**DIRECTIVE:**
Each entry has to be copied exactly, with nothing missed.

──────── RECORDS PROVIDED

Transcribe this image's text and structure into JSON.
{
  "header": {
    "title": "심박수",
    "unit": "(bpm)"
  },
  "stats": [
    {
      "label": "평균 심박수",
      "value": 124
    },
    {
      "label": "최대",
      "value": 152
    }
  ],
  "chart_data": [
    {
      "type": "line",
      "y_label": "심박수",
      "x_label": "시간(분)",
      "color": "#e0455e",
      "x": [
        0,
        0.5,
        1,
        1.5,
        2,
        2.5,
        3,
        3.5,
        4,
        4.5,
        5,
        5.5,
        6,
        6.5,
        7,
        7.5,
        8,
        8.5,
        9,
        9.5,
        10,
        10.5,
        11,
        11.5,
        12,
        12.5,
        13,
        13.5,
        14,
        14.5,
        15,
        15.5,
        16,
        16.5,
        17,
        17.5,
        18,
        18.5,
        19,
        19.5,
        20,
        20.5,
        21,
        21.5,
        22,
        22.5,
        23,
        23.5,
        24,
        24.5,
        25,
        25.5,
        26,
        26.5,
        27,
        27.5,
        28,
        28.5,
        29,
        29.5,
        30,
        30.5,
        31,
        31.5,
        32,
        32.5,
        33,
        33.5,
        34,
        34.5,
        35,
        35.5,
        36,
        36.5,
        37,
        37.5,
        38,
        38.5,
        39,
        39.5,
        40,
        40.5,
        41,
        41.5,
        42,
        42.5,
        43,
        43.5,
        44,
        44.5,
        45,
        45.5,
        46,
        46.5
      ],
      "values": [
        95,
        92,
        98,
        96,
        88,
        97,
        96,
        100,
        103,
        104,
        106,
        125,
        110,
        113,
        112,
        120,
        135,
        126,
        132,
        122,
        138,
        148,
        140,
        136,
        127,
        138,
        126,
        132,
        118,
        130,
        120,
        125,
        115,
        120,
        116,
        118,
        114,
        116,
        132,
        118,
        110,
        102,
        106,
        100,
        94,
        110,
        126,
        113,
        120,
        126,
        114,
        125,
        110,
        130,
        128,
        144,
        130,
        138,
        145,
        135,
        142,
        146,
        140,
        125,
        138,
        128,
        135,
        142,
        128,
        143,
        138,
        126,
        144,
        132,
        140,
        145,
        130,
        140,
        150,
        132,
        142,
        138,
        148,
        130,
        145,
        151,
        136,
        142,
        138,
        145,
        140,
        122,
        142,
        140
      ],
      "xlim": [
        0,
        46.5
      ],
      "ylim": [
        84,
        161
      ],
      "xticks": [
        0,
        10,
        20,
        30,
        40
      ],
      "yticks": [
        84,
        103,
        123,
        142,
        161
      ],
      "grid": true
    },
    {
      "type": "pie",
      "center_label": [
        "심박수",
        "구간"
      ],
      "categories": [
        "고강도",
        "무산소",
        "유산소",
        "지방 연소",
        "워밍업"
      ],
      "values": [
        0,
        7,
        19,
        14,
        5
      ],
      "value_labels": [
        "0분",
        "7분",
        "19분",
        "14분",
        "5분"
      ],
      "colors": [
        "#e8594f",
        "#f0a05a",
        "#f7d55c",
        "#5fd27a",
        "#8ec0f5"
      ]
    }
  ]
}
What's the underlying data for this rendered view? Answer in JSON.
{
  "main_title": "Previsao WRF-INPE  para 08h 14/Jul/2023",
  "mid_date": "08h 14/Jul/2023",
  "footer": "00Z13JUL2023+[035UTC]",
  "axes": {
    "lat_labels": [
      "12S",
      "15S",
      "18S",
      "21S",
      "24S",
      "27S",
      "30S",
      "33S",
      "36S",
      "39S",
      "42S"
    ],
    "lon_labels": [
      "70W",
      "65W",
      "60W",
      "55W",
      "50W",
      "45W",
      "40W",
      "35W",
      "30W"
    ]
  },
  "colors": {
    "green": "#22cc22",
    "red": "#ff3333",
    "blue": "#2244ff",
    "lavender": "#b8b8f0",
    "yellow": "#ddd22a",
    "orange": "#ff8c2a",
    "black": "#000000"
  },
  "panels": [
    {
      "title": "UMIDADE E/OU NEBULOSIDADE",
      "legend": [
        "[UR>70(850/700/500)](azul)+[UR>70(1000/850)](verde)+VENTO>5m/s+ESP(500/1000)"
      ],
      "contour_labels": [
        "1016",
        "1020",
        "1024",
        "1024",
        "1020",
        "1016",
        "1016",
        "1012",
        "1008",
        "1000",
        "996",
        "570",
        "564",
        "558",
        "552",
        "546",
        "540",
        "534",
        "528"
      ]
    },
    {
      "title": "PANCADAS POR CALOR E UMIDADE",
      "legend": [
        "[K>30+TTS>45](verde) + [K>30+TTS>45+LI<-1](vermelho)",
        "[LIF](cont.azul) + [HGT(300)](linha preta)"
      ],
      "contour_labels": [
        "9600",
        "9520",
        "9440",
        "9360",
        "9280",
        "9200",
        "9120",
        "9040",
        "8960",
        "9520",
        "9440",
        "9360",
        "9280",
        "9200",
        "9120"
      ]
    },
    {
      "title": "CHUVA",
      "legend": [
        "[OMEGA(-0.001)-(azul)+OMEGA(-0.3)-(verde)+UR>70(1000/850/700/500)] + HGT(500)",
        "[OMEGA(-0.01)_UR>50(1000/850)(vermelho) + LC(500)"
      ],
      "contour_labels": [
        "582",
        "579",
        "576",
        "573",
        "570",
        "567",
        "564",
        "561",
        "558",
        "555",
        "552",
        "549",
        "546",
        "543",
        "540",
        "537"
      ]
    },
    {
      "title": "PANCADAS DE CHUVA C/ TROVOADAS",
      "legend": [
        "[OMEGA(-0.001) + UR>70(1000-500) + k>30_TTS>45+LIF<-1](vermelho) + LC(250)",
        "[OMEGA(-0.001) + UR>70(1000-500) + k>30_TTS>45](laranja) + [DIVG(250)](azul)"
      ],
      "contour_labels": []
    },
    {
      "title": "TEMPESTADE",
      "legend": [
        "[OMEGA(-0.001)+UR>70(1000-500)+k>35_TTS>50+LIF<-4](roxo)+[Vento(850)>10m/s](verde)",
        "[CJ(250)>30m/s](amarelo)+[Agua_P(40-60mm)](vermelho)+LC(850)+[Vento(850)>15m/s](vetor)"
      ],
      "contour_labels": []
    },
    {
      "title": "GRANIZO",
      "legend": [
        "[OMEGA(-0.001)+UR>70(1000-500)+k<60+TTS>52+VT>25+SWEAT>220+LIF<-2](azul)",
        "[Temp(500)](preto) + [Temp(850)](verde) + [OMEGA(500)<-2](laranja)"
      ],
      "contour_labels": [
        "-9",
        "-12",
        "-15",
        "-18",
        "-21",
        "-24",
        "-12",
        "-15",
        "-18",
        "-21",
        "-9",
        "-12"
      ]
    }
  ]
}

────────────────

**RESULT OF THE TASK:**
Transcribe this image's text and structure into JSON.
{
  "header": {
    "title": "심박수",
    "unit": "(bpm)"
  },
  "stats": [
    {
      "label": "평균 심박수",
      "value": 124
    },
    {
      "label": "최대",
      "value": 152
    }
  ],
  "chart_data": [
    {
      "type": "line",
      "y_label": "심박수",
      "x_label": "시간(분)",
      "color": "#e0455e",
      "x": [
        0,
        0.5,
        1,
        1.5,
        2,
        2.5,
        3,
        3.5,
        4,
        4.5,
        5,
        5.5,
        6,
        6.5,
        7,
        7.5,
        8,
        8.5,
        9,
        9.5,
        10,
        10.5,
        11,
        11.5,
        12,
        12.5,
        13,
        13.5,
        14,
        14.5,
        15,
        15.5,
        16,
        16.5,
        17,
        17.5,
        18,
        18.5,
        19,
        19.5,
        20,
        20.5,
        21,
        21.5,
        22,
        22.5,
        23,
        23.5,
        24,
        24.5,
        25,
        25.5,
        26,
        26.5,
        27,
        27.5,
        28,
        28.5,
        29,
        29.5,
        30,
        30.5,
        31,
        31.5,
        32,
        32.5,
        33,
        33.5,
        34,
        34.5,
        35,
        35.5,
        36,
        36.5,
        37,
        37.5,
        38,
        38.5,
        39,
        39.5,
        40,
        40.5,
        41,
        41.5,
        42,
        42.5,
        43,
        43.5,
        44,
        44.5,
        45,
        45.5,
        46,
        46.5
      ],
      "values": [
        95,
        92,
        98,
        96,
        88,
        97,
        96,
        100,
        103,
        104,
        106,
        125,
        110,
        113,
        112,
        120,
        135,
        126,
        132,
        122,
        138,
        148,
        140,
        136,
        127,
        138,
        126,
        132,
        118,
        130,
        120,
        125,
        115,
        120,
        116,
        118,
        114,
        116,
        132,
        118,
        110,
        102,
        106,
        100,
        94,
        110,
        126,
        113,
        120,
        126,
        114,
        125,
        110,
        130,
        128,
        144,
        130,
        138,
        145,
        135,
        142,
        146,
        140,
        125,
        138,
        128,
        135,
        142,
        128,
        143,
        138,
        126,
        144,
        132,
        140,
        145,
        130,
        140,
        150,
        132,
        142,
        138,
        148,
        130,
        145,
        151,
        136,
        142,
        138,
        145,
        140,
        122,
        142,
        140
      ],
      "xlim": [
        0,
        46.5
      ],
      "ylim": [
        84,
        161
      ],
      "xticks": [
        0,
        10,
        20,
        30,
        40
      ],
      "yticks": [
        84,
        103,
        123,
        142,
        161
      ],
      "grid": true
    },
    {
      "type": "pie",
      "center_label": [
        "심박수",
        "구간"
      ],
      "categories": [
        "고강도",
        "무산소",
        "유산소",
        "지방 연소",
        "워밍업"
      ],
      "values": [
        0,
        7,
        19,
        14,
        5
      ],
      "value_labels": [
        "0분",
        "7분",
        "19분",
        "14분",
        "5분"
      ],
      "colors": [
        "#e8594f",
        "#f0a05a",
        "#f7d55c",
        "#5fd27a",
        "#8ec0f5"
      ]
    }
  ]
}
What's the underlying data for this rendered view? Answer in JSON.
{
  "main_title": "Previsao WRF-INPE  para 08h 14/Jul/2023",
  "mid_date": "08h 14/Jul/2023",
  "footer": "00Z13JUL2023+[035UTC]",
  "axes": {
    "lat_labels": [
      "12S",
      "15S",
      "18S",
      "21S",
      "24S",
      "27S",
      "30S",
      "33S",
      "36S",
      "39S",
      "42S"
    ],
    "lon_labels": [
      "70W",
      "65W",
      "60W",
      "55W",
      "50W",
      "45W",
      "40W",
      "35W",
      "30W"
    ]
  },
  "colors": {
    "green": "#22cc22",
    "red": "#ff3333",
    "blue": "#2244ff",
    "lavender": "#b8b8f0",
    "yellow": "#ddd22a",
    "orange": "#ff8c2a",
    "black": "#000000"
  },
  "panels": [
    {
      "title": "UMIDADE E/OU NEBULOSIDADE",
      "legend": [
        "[UR>70(850/700/500)](azul)+[UR>70(1000/850)](verde)+VENTO>5m/s+ESP(500/1000)"
      ],
      "contour_labels": [
        "1016",
        "1020",
        "1024",
        "1024",
        "1020",
        "1016",
        "1016",
        "1012",
        "1008",
        "1000",
        "996",
        "570",
        "564",
        "558",
        "552",
        "546",
        "540",
        "534",
        "528"
      ]
    },
    {
      "title": "PANCADAS POR CALOR E UMIDADE",
      "legend": [
        "[K>30+TTS>45](verde) + [K>30+TTS>45+LI<-1](vermelho)",
        "[LIF](cont.azul) + [HGT(300)](linha preta)"
      ],
      "contour_labels": [
        "9600",
        "9520",
        "9440",
        "9360",
        "9280",
        "9200",
        "9120",
        "9040",
        "8960",
        "9520",
        "9440",
        "9360",
        "9280",
        "9200",
        "9120"
      ]
    },
    {
      "title": "CHUVA",
      "legend": [
        "[OMEGA(-0.001)-(azul)+OMEGA(-0.3)-(verde)+UR>70(1000/850/700/500)] + HGT(500)",
        "[OMEGA(-0.01)_UR>50(1000/850)(vermelho) + LC(500)"
      ],
      "contour_labels": [
        "582",
        "579",
        "576",
        "573",
        "570",
        "567",
        "564",
        "561",
        "558",
        "555",
        "552",
        "549",
        "546",
        "543",
        "540",
        "537"
      ]
    },
    {
      "title": "PANCADAS DE CHUVA C/ TROVOADAS",
      "legend": [
        "[OMEGA(-0.001) + UR>70(1000-500) + k>30_TTS>45+LIF<-1](vermelho) + LC(250)",
        "[OMEGA(-0.001) + UR>70(1000-500) + k>30_TTS>45](laranja) + [DIVG(250)](azul)"
      ],
      "contour_labels": []
    },
    {
      "title": "TEMPESTADE",
      "legend": [
        "[OMEGA(-0.001)+UR>70(1000-500)+k>35_TTS>50+LIF<-4](roxo)+[Vento(850)>10m/s](verde)",
        "[CJ(250)>30m/s](amarelo)+[Agua_P(40-60mm)](vermelho)+LC(850)+[Vento(850)>15m/s](vetor)"
      ],
      "contour_labels": []
    },
    {
      "title": "GRANIZO",
      "legend": [
        "[OMEGA(-0.001)+UR>70(1000-500)+k<60+TTS>52+VT>25+SWEAT>220+LIF<-2](azul)",
        "[Temp(500)](preto) + [Temp(850)](verde) + [OMEGA(500)<-2](laranja)"
      ],
      "contour_labels": [
        "-9",
        "-12",
        "-15",
        "-18",
        "-21",
        "-24",
        "-12",
        "-15",
        "-18",
        "-21",
        "-9",
        "-12"
      ]
    }
  ]
}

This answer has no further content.